● Short exercise
Present every line in which the string "color" appears.

start

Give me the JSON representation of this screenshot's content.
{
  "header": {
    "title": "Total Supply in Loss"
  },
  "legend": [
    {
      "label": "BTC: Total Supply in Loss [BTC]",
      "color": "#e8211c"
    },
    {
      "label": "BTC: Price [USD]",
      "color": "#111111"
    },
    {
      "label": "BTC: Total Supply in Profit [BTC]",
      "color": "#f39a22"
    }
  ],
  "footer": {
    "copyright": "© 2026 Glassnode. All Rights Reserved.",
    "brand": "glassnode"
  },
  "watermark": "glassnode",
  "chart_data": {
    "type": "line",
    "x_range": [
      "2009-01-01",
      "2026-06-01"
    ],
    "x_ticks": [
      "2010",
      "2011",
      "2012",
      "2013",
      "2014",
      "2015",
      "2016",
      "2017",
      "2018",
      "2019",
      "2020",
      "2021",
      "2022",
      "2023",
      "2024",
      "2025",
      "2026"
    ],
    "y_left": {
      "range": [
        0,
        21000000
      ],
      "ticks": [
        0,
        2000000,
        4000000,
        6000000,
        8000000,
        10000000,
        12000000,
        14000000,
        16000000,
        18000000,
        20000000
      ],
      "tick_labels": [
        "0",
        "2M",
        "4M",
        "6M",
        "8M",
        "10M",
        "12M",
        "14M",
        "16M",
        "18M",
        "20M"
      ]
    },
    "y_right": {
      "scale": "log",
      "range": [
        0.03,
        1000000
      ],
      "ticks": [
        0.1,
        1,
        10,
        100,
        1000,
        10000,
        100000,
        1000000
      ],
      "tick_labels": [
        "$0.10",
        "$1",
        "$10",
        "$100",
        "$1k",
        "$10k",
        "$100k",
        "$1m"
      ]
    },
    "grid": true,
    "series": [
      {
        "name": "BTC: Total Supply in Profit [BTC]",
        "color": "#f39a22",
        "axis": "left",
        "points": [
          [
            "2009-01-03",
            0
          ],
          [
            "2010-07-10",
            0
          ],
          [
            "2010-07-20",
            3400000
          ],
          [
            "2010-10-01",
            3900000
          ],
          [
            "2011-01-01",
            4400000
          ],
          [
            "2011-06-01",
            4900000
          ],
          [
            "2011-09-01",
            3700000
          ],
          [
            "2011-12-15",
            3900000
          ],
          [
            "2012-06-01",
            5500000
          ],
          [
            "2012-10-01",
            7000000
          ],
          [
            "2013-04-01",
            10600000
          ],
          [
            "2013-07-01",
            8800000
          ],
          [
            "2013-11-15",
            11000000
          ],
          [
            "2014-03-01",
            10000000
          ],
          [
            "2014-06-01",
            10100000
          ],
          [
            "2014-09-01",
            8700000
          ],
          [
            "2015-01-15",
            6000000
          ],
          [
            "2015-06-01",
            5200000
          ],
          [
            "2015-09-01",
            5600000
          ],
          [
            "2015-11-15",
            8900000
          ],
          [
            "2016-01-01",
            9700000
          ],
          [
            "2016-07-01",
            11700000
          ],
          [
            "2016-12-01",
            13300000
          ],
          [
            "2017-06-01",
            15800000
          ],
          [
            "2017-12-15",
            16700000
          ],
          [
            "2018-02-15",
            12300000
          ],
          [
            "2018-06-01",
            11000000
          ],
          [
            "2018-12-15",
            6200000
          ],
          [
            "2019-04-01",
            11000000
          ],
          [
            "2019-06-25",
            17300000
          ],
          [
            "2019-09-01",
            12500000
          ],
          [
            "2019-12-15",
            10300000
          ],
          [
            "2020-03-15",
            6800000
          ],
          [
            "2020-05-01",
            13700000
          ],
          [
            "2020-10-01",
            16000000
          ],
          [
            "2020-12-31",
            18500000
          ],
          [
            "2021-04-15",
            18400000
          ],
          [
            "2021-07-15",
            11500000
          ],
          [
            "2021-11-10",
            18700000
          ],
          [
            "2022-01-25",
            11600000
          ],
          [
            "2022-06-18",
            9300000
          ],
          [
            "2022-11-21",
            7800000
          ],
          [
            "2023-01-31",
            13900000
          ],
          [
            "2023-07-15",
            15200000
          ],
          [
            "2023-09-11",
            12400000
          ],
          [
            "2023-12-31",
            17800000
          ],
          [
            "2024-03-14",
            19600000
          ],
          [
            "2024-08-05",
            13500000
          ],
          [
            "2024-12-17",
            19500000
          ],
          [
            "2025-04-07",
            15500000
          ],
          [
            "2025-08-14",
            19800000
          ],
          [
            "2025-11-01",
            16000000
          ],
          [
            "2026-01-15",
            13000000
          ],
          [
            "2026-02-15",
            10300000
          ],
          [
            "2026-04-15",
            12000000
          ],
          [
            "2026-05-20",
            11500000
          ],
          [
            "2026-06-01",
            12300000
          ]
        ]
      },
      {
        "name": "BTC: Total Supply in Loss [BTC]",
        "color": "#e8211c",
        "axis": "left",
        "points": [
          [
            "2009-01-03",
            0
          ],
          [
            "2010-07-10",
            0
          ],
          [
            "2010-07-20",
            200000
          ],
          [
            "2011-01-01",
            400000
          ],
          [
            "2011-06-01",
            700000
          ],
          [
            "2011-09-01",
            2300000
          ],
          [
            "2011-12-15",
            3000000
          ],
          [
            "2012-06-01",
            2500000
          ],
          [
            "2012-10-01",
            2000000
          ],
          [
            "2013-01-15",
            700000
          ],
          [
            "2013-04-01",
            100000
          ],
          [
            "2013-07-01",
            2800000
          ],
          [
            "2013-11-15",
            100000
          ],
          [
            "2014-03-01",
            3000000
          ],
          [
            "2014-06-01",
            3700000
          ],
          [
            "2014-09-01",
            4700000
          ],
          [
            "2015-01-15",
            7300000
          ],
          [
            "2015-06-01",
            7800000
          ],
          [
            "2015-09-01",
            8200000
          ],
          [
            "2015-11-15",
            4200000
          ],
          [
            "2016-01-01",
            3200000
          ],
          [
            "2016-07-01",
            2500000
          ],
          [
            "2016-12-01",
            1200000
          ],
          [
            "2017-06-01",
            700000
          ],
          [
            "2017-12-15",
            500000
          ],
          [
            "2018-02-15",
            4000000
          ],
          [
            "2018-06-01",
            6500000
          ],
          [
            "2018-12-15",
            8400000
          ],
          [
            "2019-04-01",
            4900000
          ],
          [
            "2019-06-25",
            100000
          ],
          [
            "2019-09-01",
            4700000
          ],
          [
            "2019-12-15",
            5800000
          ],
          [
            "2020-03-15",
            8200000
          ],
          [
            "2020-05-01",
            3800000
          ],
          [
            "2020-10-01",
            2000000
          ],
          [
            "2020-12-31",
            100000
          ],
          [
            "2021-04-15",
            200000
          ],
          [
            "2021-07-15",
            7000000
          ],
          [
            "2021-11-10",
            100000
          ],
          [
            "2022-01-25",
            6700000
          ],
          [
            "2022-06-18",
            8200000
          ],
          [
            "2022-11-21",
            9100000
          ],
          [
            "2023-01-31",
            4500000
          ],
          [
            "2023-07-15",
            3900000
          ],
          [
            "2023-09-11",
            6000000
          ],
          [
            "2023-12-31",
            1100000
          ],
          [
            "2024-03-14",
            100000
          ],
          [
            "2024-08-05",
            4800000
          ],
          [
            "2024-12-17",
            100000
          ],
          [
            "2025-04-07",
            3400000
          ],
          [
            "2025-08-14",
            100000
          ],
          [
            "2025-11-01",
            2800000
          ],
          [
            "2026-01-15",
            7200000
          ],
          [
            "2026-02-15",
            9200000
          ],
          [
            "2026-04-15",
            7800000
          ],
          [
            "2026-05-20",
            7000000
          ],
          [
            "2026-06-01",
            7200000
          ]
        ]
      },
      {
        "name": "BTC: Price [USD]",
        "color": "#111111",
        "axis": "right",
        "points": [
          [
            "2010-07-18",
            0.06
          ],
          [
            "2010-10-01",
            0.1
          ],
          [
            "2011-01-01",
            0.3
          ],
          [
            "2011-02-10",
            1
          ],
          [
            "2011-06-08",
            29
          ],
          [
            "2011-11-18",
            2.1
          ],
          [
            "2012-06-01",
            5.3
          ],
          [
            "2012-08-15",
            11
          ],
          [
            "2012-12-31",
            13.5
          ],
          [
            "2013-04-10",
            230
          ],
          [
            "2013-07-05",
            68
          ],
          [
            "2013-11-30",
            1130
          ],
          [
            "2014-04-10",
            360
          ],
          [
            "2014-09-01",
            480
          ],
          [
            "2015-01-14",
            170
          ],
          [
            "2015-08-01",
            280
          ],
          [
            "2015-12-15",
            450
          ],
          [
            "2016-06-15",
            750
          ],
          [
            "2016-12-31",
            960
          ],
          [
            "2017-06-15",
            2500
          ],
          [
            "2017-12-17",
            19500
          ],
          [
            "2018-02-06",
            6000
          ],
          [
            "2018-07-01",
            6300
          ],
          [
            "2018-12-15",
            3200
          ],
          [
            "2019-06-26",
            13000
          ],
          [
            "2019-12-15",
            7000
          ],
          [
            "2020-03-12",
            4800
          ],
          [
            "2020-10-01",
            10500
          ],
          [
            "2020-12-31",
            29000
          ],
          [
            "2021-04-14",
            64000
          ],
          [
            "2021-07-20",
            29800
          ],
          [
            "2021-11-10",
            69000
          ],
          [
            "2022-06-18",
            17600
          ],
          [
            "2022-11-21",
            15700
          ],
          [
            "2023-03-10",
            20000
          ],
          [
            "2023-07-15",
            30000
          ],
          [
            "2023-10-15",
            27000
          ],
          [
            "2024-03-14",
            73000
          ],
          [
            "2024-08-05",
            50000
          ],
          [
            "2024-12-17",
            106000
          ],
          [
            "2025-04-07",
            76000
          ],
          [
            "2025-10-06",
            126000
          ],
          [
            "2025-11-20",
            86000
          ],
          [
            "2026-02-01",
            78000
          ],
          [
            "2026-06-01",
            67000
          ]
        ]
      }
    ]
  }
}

end

● Answer to this problem
      "color": "#e8211c"
      "color": "#111111"
      "color": "#f39a22"
        "color": "#f39a22",
        "color": "#e8211c",
        "color": "#111111",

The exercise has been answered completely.